(Data entries)
** start **
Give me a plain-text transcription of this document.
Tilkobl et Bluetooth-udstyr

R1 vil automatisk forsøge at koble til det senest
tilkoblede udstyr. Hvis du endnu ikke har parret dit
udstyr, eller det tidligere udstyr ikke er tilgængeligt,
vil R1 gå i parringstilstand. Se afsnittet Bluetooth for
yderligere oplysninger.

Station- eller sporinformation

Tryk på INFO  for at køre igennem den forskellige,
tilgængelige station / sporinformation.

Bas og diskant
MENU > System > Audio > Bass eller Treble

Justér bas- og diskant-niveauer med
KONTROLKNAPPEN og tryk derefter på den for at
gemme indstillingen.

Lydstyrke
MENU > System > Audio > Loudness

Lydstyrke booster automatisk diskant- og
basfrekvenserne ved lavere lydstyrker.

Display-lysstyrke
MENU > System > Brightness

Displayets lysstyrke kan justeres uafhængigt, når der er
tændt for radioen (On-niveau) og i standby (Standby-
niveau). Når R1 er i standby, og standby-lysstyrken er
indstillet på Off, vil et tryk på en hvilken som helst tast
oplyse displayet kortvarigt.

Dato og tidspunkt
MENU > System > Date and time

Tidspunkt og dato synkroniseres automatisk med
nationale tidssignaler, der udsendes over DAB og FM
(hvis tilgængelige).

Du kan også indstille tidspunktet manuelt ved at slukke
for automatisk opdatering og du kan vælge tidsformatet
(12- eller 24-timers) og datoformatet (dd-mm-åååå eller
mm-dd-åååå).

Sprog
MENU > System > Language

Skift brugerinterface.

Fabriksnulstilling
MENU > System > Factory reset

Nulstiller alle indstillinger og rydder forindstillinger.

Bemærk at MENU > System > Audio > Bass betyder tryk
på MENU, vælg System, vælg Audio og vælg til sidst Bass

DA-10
** end **
** start **
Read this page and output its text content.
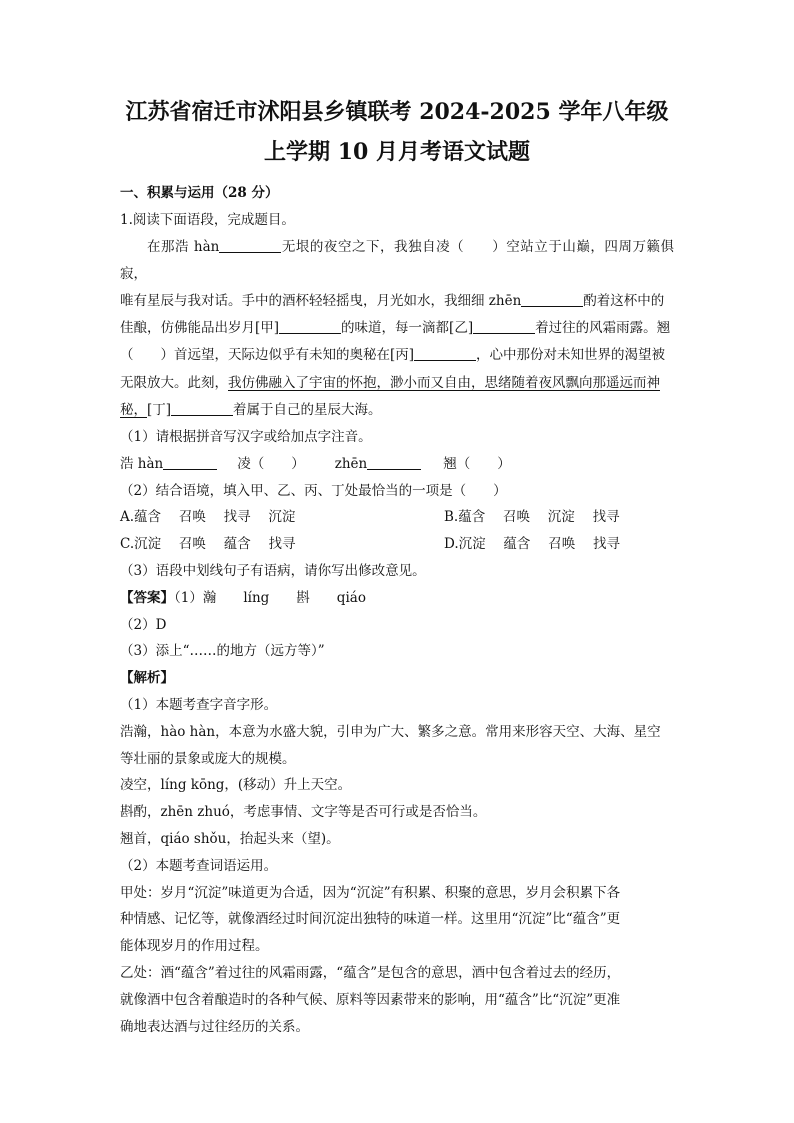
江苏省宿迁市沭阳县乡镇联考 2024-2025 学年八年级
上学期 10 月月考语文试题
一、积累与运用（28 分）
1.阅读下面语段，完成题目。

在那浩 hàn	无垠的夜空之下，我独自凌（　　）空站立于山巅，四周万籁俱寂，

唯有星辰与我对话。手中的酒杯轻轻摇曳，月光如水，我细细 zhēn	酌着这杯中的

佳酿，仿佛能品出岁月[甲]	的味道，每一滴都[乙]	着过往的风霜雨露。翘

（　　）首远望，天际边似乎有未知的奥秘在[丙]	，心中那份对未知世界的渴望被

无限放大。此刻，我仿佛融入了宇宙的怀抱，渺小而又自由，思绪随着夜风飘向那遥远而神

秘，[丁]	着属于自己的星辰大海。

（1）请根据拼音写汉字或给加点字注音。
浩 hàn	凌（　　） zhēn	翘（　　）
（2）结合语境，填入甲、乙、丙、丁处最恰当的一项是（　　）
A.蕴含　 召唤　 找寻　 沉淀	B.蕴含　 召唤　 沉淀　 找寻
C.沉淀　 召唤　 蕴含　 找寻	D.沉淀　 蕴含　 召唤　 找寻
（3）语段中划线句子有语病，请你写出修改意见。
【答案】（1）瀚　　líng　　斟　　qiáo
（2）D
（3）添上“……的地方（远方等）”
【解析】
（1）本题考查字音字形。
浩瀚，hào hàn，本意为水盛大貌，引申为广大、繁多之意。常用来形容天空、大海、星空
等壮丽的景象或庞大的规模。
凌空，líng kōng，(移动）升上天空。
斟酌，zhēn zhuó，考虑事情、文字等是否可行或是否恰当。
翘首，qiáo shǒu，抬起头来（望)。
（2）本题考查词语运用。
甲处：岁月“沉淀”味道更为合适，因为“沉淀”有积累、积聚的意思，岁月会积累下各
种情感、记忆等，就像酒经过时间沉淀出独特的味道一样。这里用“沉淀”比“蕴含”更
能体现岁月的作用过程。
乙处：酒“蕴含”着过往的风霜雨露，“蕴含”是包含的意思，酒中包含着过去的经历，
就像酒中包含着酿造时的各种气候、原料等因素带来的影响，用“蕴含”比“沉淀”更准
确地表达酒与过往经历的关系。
** end **
§ EXERCISE GOAL:
Search the entries for "standby" and copy out each line that has it.

§ ANSWER FOR THE TASK:
tændt for radioen (On-niveau) og i standby (Standby-
niveau). Når R1 er i standby, og standby-lysstyrken er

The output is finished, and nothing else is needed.